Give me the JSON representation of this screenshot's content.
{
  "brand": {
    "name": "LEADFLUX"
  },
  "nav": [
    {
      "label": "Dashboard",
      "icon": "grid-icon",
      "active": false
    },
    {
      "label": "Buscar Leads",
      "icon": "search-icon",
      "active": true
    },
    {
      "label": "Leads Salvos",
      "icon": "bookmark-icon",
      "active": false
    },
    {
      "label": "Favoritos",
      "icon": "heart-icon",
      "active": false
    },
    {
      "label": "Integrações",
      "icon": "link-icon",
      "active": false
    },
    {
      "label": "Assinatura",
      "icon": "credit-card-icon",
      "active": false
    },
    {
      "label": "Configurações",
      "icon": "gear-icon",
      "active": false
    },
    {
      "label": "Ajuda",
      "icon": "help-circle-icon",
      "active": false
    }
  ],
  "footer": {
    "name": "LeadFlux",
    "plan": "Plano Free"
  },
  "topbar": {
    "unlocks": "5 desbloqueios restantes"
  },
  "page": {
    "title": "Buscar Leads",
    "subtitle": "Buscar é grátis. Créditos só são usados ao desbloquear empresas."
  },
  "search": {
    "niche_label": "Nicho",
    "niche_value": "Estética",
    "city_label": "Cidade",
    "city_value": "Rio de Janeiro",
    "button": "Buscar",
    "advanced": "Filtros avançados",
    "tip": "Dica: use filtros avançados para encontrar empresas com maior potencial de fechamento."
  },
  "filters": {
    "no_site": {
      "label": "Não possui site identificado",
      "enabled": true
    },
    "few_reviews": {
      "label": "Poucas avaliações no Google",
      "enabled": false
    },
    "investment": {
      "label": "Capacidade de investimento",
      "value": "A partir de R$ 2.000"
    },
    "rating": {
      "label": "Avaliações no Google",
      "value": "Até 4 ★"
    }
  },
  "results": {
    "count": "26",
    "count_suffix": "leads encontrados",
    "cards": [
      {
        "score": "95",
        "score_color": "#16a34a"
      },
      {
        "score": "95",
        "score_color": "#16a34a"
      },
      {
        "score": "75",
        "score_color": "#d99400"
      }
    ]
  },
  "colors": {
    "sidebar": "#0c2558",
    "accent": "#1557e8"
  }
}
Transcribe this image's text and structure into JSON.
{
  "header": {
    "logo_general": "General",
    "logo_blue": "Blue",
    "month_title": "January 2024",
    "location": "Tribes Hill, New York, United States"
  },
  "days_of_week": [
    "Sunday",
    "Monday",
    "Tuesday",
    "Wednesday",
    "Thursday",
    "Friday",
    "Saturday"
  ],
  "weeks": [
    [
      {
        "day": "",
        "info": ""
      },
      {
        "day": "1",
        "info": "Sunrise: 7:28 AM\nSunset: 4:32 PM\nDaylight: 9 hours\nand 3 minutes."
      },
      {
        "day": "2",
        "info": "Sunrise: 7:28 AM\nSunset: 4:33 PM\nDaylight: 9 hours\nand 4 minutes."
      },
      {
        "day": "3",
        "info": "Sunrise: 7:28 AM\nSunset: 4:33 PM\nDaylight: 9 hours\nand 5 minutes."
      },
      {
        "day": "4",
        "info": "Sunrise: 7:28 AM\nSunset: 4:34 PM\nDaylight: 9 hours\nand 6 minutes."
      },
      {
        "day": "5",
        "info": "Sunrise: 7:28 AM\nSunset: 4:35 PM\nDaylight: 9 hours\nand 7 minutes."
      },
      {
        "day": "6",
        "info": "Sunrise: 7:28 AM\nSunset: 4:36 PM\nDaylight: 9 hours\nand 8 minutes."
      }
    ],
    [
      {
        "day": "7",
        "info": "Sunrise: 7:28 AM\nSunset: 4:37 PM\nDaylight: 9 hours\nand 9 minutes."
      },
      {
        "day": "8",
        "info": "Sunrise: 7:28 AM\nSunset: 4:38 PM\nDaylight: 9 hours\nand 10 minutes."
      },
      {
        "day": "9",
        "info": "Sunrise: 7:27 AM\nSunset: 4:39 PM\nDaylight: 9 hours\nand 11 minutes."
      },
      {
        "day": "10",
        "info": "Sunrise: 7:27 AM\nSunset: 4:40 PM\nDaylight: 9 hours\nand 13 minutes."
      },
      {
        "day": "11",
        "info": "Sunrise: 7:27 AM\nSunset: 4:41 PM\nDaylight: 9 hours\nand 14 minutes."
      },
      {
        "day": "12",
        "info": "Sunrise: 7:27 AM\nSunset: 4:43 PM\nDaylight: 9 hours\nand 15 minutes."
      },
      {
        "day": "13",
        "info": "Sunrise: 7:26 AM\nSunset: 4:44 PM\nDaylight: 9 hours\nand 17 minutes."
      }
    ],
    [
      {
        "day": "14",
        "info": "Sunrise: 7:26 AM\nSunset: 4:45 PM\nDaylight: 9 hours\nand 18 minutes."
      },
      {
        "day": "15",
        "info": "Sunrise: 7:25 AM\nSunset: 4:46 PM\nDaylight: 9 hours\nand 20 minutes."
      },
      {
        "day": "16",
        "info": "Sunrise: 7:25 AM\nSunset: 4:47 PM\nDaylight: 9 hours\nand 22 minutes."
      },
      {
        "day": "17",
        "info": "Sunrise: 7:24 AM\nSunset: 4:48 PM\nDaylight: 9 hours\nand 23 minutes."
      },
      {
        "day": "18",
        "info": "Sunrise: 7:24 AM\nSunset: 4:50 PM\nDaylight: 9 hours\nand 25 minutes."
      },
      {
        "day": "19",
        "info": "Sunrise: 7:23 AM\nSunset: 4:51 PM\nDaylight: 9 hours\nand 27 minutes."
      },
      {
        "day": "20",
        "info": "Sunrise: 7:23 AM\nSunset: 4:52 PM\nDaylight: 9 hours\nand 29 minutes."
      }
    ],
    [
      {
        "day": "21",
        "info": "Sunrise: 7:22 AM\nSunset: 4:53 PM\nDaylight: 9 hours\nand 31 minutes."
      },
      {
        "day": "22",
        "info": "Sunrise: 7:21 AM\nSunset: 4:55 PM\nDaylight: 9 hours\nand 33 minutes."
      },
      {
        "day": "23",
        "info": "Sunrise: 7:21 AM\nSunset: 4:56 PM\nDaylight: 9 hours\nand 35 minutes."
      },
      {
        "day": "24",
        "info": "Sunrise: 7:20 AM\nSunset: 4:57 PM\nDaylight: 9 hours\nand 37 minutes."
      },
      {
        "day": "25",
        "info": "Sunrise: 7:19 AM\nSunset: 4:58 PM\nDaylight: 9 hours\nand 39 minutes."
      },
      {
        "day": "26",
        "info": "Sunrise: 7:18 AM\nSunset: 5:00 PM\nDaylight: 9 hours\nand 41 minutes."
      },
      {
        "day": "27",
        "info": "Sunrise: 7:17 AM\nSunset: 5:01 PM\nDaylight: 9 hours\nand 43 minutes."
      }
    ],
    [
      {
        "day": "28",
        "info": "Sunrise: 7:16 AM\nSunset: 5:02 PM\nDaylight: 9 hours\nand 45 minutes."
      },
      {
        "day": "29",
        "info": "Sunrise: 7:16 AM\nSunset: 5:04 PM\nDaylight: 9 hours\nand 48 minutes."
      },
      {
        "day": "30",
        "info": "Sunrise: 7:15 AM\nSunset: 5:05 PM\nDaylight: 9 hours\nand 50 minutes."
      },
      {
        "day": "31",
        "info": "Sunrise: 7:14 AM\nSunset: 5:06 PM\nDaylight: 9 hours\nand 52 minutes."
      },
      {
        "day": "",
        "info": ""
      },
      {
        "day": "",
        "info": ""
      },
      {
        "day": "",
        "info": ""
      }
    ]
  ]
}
****************************************
▶ [What to work on]: Tell how many lines of the data include the word "avançados", and nothing else.

▶ [Full output]: 2